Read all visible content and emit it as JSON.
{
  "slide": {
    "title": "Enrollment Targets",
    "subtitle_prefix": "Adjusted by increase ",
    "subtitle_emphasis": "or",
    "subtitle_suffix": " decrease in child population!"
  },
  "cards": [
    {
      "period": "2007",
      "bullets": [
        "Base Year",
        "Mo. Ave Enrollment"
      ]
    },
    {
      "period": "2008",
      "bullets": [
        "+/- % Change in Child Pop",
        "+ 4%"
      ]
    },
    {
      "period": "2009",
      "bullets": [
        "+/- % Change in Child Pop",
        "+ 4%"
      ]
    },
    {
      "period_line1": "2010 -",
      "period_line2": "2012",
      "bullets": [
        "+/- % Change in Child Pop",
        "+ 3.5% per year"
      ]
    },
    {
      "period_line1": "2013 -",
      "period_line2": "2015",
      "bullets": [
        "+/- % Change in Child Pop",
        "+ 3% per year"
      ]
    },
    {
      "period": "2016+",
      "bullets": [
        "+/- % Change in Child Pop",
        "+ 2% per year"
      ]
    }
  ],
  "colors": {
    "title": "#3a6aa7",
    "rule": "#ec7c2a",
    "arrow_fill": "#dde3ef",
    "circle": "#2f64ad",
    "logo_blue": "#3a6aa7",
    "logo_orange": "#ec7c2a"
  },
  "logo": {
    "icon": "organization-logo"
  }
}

____

Copy every line from the entries that contains the word "Enrollment".

**Exercise response**.
    "title": "Enrollment Targets",
        "Mo. Ave Enrollment"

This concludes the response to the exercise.